> _EXERCISE_: The data below is to be returned in full and exactly.

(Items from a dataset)
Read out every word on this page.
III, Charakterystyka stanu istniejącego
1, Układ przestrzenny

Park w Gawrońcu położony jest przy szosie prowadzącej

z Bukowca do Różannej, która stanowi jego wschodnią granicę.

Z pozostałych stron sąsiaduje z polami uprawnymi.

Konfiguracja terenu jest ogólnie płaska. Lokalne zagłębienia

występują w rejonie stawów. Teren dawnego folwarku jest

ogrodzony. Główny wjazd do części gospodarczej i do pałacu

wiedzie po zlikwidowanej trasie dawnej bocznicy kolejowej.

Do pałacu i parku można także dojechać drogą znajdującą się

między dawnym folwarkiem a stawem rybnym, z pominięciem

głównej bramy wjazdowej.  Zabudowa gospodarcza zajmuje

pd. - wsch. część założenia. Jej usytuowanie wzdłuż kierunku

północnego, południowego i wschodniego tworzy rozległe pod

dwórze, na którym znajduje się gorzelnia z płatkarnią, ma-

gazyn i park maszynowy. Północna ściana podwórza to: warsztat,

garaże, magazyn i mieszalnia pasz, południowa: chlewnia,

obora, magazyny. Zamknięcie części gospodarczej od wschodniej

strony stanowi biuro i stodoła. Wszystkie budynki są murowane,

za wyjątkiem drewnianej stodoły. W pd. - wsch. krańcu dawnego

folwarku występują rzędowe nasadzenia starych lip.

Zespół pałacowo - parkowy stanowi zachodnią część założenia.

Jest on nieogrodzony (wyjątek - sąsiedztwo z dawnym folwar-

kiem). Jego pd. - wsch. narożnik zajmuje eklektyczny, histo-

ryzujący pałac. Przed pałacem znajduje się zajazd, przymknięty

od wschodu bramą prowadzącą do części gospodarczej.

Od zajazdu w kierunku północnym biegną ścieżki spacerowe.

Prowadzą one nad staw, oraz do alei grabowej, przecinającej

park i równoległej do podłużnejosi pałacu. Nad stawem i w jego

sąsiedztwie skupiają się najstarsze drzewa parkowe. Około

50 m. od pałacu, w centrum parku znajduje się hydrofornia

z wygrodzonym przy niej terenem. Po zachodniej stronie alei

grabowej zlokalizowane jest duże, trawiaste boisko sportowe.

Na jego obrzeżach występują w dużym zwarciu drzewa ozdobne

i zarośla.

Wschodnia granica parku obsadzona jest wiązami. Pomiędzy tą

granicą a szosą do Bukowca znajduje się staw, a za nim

> _FINISHED ANSWER_:
Read out every word on this page.
III, Charakterystyka stanu istniejącego
1, Układ przestrzenny

Park w Gawrońcu położony jest przy szosie prowadzącej

z Bukowca do Różannej, która stanowi jego wschodnią granicę.

Z pozostałych stron sąsiaduje z polami uprawnymi.

Konfiguracja terenu jest ogólnie płaska. Lokalne zagłębienia

występują w rejonie stawów. Teren dawnego folwarku jest

ogrodzony. Główny wjazd do części gospodarczej i do pałacu

wiedzie po zlikwidowanej trasie dawnej bocznicy kolejowej.

Do pałacu i parku można także dojechać drogą znajdującą się

między dawnym folwarkiem a stawem rybnym, z pominięciem

głównej bramy wjazdowej.  Zabudowa gospodarcza zajmuje

pd. - wsch. część założenia. Jej usytuowanie wzdłuż kierunku

północnego, południowego i wschodniego tworzy rozległe pod

dwórze, na którym znajduje się gorzelnia z płatkarnią, ma-

gazyn i park maszynowy. Północna ściana podwórza to: warsztat,

garaże, magazyn i mieszalnia pasz, południowa: chlewnia,

obora, magazyny. Zamknięcie części gospodarczej od wschodniej

strony stanowi biuro i stodoła. Wszystkie budynki są murowane,

za wyjątkiem drewnianej stodoły. W pd. - wsch. krańcu dawnego

folwarku występują rzędowe nasadzenia starych lip.

Zespół pałacowo - parkowy stanowi zachodnią część założenia.

Jest on nieogrodzony (wyjątek - sąsiedztwo z dawnym folwar-

kiem). Jego pd. - wsch. narożnik zajmuje eklektyczny, histo-

ryzujący pałac. Przed pałacem znajduje się zajazd, przymknięty

od wschodu bramą prowadzącą do części gospodarczej.

Od zajazdu w kierunku północnym biegną ścieżki spacerowe.

Prowadzą one nad staw, oraz do alei grabowej, przecinającej

park i równoległej do podłużnejosi pałacu. Nad stawem i w jego

sąsiedztwie skupiają się najstarsze drzewa parkowe. Około

50 m. od pałacu, w centrum parku znajduje się hydrofornia

z wygrodzonym przy niej terenem. Po zachodniej stronie alei

grabowej zlokalizowane jest duże, trawiaste boisko sportowe.

Na jego obrzeżach występują w dużym zwarciu drzewa ozdobne

i zarośla.

Wschodnia granica parku obsadzona jest wiązami. Pomiędzy tą

granicą a szosą do Bukowca znajduje się staw, a za nim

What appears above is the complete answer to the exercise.